START Records to process

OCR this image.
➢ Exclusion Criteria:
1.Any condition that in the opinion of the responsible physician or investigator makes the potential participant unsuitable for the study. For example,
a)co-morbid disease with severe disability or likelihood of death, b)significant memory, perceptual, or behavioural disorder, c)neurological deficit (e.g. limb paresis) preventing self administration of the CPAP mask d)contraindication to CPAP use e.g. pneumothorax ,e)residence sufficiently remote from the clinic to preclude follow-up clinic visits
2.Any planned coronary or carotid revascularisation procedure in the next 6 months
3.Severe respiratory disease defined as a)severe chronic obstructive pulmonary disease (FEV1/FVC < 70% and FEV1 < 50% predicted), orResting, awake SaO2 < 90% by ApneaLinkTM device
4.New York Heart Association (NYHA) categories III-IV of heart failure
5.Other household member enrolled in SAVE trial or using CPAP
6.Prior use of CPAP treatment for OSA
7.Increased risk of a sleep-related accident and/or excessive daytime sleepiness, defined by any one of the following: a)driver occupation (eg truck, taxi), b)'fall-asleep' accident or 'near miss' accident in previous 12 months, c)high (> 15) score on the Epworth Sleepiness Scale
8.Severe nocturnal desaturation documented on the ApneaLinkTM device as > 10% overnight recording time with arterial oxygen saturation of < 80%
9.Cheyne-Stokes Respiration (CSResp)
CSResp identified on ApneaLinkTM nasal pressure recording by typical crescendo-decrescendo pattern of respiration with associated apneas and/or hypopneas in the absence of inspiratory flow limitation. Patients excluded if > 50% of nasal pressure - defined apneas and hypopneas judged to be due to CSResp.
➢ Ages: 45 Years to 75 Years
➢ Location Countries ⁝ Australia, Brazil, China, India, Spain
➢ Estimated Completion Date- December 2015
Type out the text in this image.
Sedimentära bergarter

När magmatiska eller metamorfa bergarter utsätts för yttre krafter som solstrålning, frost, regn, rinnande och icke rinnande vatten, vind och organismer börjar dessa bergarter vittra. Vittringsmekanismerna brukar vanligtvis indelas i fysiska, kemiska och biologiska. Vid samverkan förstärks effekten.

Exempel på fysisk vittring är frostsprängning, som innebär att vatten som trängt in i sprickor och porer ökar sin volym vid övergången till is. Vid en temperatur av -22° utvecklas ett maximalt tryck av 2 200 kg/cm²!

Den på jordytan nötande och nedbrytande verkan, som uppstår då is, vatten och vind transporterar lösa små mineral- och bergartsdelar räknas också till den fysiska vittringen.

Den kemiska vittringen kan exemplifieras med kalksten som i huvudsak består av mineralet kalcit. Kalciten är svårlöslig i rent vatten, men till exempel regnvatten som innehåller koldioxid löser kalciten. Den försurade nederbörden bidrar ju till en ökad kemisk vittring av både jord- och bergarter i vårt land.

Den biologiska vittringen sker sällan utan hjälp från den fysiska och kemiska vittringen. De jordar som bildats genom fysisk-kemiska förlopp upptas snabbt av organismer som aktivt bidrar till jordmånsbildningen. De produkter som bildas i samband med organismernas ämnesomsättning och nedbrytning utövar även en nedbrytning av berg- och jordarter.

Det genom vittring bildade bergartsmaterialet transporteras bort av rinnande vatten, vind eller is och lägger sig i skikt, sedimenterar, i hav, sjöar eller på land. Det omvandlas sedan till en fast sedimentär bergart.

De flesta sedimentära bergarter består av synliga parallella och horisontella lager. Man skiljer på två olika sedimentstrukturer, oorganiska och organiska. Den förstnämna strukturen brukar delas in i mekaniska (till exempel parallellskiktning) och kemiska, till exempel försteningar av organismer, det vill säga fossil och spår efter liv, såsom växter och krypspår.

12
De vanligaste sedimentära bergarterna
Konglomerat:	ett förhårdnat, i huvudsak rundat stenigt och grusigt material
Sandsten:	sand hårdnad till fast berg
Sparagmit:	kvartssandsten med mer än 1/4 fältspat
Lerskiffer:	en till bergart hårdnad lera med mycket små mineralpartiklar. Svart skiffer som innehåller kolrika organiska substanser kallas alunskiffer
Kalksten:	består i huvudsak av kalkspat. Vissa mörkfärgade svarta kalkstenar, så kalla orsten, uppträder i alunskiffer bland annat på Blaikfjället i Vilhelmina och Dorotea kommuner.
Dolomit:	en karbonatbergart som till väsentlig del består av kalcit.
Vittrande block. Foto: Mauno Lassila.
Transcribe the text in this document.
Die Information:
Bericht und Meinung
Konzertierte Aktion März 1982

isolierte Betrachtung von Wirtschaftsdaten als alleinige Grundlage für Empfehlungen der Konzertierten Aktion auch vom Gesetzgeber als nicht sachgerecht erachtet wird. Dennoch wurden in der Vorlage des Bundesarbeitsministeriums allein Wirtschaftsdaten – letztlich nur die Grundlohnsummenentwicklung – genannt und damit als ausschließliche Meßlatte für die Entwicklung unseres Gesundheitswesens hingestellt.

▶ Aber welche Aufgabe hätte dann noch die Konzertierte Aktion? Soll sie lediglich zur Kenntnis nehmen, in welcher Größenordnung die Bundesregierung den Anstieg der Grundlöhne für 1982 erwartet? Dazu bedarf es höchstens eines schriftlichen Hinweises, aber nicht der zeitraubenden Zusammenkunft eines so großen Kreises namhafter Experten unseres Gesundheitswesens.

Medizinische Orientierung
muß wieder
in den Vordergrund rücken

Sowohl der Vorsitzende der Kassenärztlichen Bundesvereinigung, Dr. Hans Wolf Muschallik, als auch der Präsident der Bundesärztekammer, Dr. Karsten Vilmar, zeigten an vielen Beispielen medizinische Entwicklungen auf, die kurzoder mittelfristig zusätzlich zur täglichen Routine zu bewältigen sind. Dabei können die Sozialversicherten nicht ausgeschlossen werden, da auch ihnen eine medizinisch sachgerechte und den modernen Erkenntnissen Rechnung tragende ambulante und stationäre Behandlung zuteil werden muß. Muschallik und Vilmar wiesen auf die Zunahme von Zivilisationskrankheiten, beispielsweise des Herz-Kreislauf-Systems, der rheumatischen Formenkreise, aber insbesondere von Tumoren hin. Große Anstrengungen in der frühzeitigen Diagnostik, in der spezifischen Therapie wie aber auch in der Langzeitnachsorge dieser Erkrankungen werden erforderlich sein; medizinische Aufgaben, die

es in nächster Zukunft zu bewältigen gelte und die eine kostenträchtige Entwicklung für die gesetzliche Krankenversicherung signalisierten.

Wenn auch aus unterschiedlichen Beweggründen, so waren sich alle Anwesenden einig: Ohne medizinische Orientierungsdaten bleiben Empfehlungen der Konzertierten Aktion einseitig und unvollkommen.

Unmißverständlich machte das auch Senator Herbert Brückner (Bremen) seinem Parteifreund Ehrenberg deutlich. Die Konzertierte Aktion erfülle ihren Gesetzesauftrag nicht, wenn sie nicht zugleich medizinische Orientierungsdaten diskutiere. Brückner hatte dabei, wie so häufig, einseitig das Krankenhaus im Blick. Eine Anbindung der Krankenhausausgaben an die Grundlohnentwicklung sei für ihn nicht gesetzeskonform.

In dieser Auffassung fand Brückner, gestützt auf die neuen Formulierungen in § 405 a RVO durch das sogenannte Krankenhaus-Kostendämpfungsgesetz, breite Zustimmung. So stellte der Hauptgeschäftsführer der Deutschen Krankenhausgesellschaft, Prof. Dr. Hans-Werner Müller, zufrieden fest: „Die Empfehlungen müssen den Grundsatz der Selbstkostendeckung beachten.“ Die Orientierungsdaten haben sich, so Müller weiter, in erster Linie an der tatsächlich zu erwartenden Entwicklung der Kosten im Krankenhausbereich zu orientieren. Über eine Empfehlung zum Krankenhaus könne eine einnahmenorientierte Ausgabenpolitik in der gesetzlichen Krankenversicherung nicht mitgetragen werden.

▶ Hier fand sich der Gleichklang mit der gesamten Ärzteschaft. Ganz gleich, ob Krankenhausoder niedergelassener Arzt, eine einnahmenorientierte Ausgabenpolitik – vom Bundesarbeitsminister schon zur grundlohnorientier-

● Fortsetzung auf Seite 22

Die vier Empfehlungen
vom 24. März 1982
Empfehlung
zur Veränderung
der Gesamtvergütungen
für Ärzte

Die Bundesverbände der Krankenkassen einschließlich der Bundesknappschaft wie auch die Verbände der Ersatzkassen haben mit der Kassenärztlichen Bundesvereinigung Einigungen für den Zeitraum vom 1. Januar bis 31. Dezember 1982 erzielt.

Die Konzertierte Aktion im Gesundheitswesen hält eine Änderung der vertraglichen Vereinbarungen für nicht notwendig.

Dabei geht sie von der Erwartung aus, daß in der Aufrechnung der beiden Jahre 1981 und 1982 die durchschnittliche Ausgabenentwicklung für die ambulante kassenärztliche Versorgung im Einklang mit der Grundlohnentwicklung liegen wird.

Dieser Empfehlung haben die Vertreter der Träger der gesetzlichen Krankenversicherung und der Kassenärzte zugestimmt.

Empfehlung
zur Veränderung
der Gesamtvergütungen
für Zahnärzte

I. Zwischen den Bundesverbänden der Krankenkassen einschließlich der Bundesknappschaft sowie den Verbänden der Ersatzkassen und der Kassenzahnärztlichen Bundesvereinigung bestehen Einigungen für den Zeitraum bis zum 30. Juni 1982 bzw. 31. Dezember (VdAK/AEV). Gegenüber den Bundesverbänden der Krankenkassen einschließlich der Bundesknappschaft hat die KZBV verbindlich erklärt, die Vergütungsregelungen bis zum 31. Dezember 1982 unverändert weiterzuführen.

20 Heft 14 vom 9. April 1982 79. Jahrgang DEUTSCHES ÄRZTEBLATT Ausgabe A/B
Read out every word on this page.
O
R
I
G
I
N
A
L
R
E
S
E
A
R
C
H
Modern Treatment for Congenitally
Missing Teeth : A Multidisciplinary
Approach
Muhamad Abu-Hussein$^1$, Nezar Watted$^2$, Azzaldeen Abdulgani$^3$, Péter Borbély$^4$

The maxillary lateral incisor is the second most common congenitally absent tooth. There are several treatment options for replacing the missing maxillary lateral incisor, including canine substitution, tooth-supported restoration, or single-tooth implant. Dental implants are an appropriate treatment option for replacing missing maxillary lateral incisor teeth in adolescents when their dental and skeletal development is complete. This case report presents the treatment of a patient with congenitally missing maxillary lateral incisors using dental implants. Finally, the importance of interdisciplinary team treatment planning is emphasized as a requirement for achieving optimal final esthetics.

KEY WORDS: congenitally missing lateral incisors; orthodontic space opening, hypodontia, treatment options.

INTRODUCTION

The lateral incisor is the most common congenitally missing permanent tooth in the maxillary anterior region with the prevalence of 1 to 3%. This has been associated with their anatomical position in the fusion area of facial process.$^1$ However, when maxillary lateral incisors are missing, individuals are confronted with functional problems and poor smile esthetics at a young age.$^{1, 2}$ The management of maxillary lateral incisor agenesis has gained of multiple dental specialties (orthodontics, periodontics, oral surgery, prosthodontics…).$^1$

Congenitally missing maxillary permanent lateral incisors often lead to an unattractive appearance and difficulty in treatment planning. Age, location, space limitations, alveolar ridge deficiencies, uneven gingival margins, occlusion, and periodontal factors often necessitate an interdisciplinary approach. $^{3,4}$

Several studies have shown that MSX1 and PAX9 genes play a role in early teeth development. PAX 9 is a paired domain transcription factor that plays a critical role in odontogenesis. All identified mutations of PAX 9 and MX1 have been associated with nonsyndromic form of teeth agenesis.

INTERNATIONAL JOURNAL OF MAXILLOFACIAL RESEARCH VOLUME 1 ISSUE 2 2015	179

END Records to process

> **Work task**: Please give the number of lines above in which the word "disease" appears, without any other text.

> **Response to the exercise**: 2